_THE DATA_
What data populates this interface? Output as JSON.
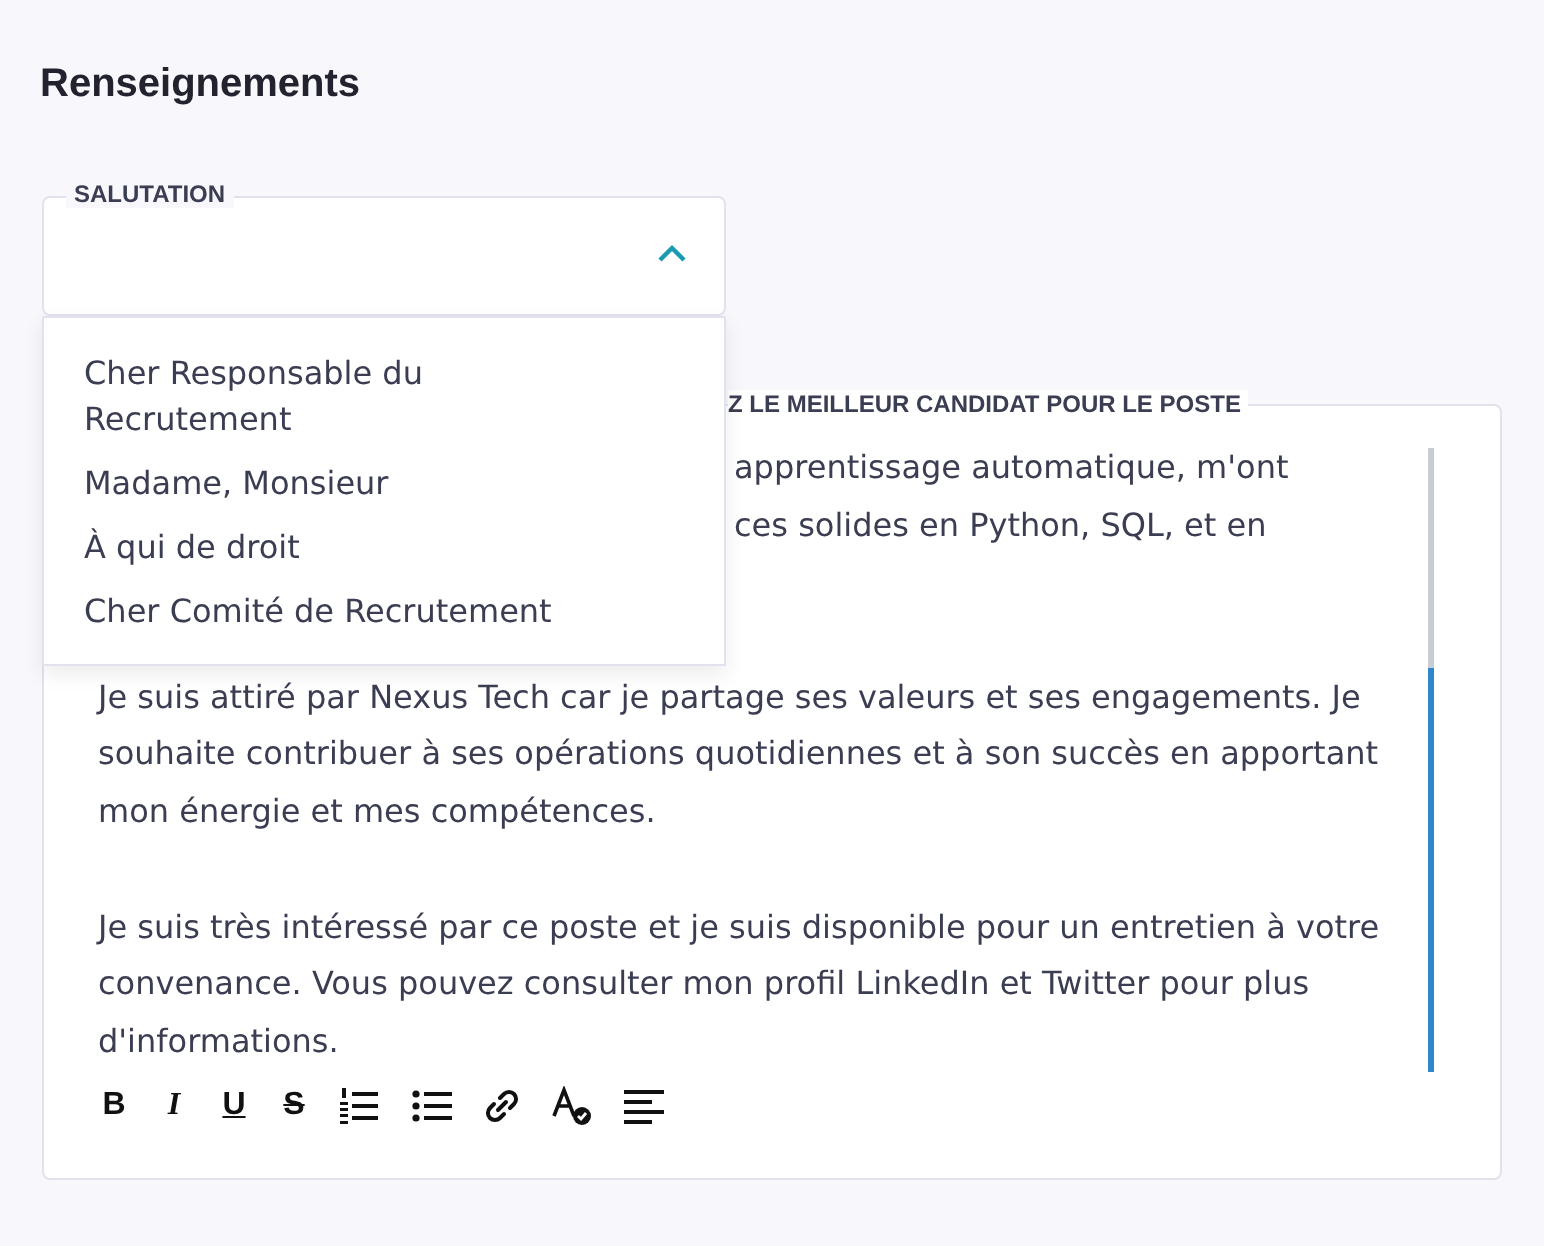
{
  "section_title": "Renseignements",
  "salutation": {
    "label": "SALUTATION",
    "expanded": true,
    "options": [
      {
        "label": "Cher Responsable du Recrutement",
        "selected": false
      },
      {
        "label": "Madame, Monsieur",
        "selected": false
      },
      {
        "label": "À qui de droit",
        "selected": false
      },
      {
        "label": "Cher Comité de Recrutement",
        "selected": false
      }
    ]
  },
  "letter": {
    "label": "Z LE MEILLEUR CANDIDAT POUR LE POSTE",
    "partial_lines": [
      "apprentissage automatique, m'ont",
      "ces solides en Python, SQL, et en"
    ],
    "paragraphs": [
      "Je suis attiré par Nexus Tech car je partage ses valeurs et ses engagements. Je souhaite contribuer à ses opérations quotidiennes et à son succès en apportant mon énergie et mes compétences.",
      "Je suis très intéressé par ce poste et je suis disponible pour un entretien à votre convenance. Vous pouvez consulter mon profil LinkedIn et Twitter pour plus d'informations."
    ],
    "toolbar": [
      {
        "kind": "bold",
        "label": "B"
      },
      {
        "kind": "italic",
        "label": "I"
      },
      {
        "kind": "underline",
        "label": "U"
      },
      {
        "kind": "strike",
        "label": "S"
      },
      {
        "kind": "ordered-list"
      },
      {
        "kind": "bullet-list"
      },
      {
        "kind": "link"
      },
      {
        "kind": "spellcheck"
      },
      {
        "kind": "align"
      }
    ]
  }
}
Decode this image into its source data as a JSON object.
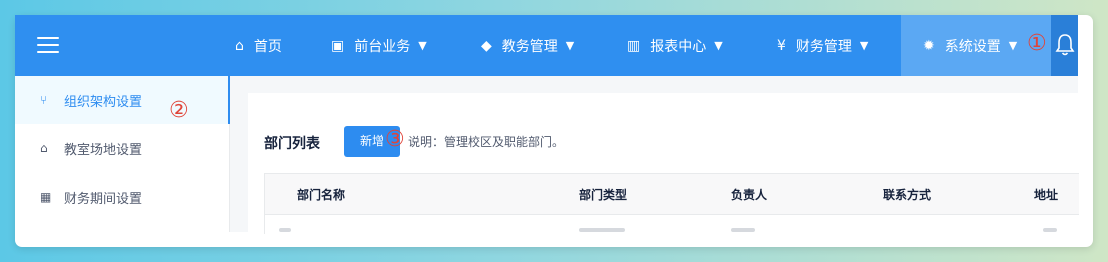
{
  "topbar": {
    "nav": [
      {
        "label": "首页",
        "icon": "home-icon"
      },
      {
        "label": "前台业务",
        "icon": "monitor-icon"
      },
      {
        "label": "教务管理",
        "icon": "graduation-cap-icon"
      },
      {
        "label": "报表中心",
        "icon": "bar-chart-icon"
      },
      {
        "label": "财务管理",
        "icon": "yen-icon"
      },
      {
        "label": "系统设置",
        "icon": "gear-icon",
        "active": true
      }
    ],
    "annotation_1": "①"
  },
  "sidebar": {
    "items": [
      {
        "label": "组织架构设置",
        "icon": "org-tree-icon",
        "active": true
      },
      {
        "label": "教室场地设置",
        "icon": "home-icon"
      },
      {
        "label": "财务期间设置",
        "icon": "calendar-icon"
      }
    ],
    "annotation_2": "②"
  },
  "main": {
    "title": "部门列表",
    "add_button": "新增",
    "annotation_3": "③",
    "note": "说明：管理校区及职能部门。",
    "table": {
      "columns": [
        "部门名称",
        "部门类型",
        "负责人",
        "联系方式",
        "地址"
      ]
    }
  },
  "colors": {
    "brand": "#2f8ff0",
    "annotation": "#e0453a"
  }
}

_WORK REQUIRED_
Tally the lines in this data that hold the word "Recrutement" and state only the count.

_FULL SOLUTION_
2